— BEGIN —

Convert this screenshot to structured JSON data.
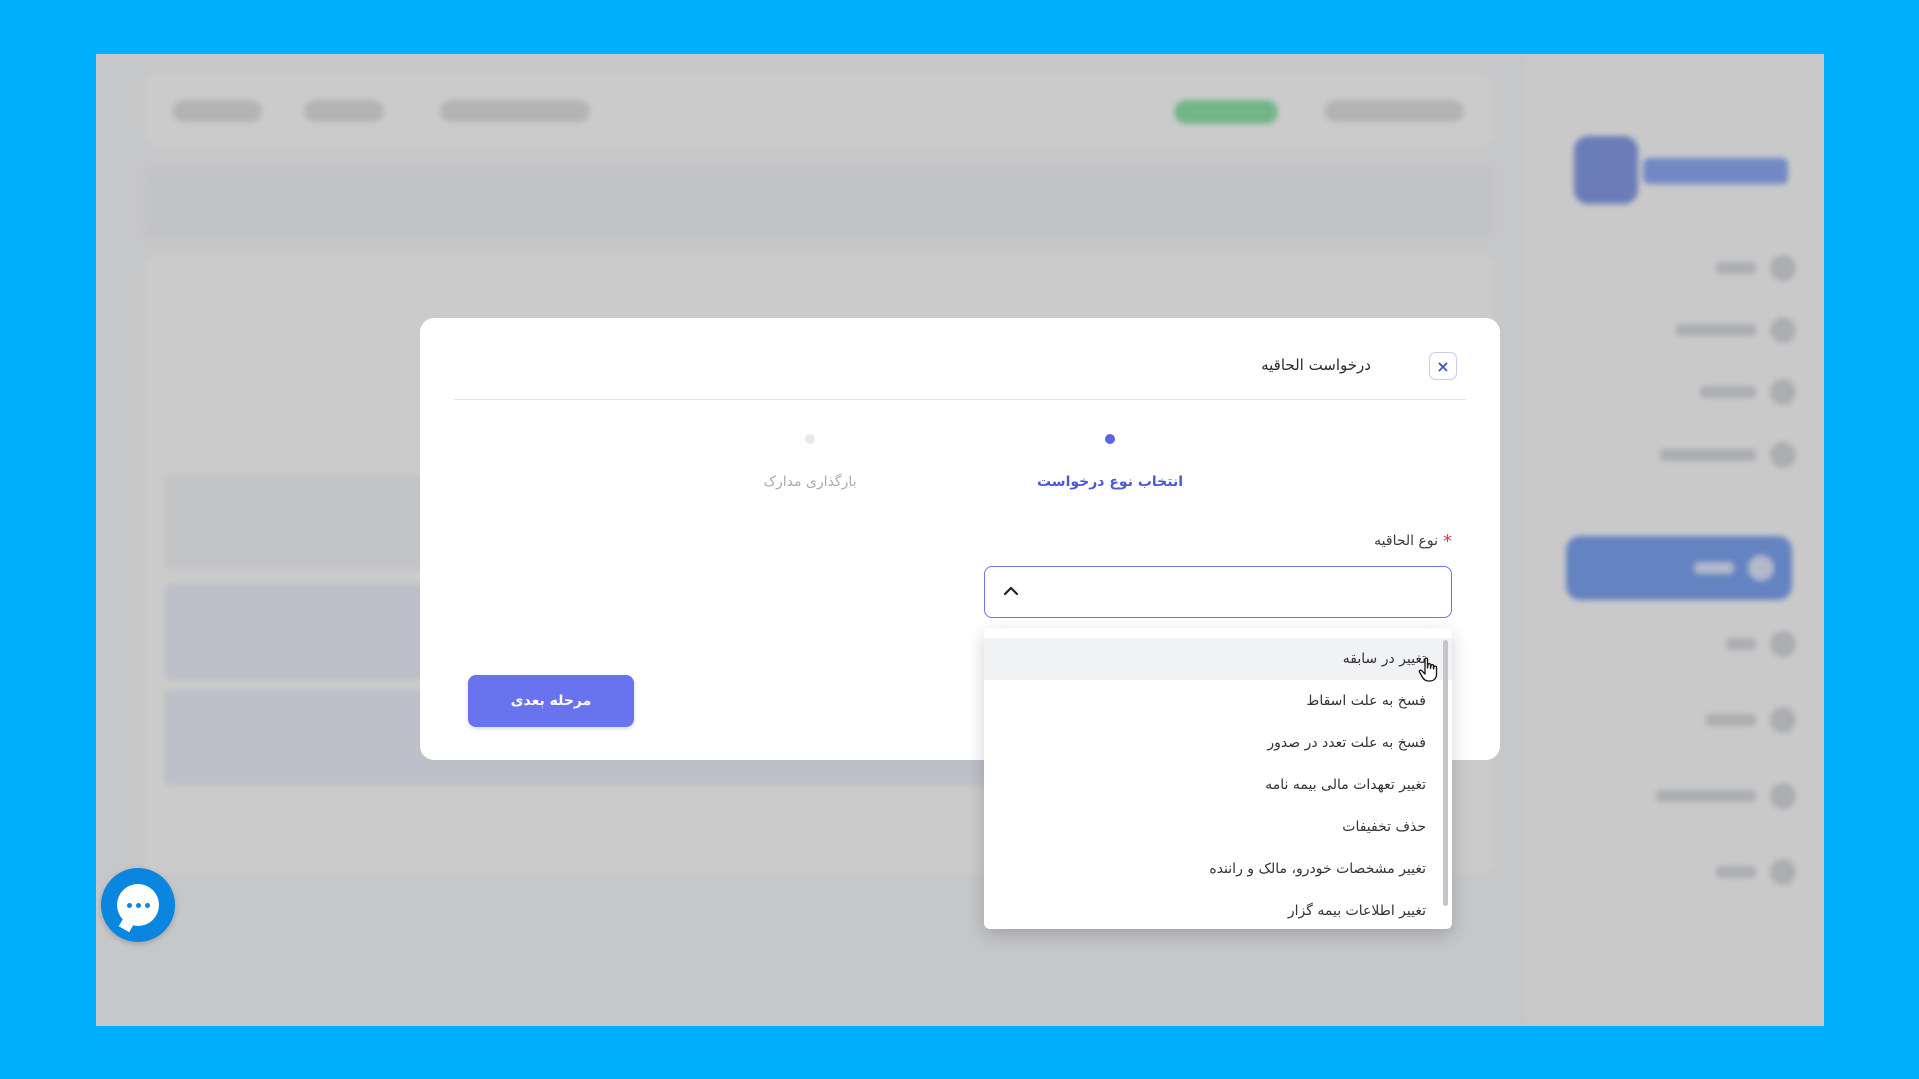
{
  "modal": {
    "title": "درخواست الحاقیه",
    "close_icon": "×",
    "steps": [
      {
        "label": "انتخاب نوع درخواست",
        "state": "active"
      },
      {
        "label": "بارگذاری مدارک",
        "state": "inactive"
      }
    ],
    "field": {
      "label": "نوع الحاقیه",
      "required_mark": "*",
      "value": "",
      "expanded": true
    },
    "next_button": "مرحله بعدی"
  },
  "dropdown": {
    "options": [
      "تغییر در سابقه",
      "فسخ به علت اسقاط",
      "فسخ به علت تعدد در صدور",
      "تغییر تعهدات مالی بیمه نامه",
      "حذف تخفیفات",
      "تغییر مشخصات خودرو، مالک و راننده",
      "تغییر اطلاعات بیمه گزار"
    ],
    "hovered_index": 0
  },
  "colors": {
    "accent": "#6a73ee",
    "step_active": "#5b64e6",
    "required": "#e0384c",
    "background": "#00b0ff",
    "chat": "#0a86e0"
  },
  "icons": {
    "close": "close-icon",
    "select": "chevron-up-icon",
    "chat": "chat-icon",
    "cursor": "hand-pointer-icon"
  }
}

— END —

** Work to be completed **
All of the entries above should be copied exactly, except for the pictures.

** The answer **
Convert this screenshot to structured JSON data.
{
  "modal": {
    "title": "درخواست الحاقیه",
    "close_icon": "×",
    "steps": [
      {
        "label": "انتخاب نوع درخواست",
        "state": "active"
      },
      {
        "label": "بارگذاری مدارک",
        "state": "inactive"
      }
    ],
    "field": {
      "label": "نوع الحاقیه",
      "required_mark": "*",
      "value": "",
      "expanded": true
    },
    "next_button": "مرحله بعدی"
  },
  "dropdown": {
    "options": [
      "تغییر در سابقه",
      "فسخ به علت اسقاط",
      "فسخ به علت تعدد در صدور",
      "تغییر تعهدات مالی بیمه نامه",
      "حذف تخفیفات",
      "تغییر مشخصات خودرو، مالک و راننده",
      "تغییر اطلاعات بیمه گزار"
    ],
    "hovered_index": 0
  },
  "colors": {
    "accent": "#6a73ee",
    "step_active": "#5b64e6",
    "required": "#e0384c",
    "background": "#00b0ff",
    "chat": "#0a86e0"
  },
  "icons": {
    "close": "close-icon",
    "select": "chevron-up-icon",
    "chat": "chat-icon",
    "cursor": "hand-pointer-icon"
  }
}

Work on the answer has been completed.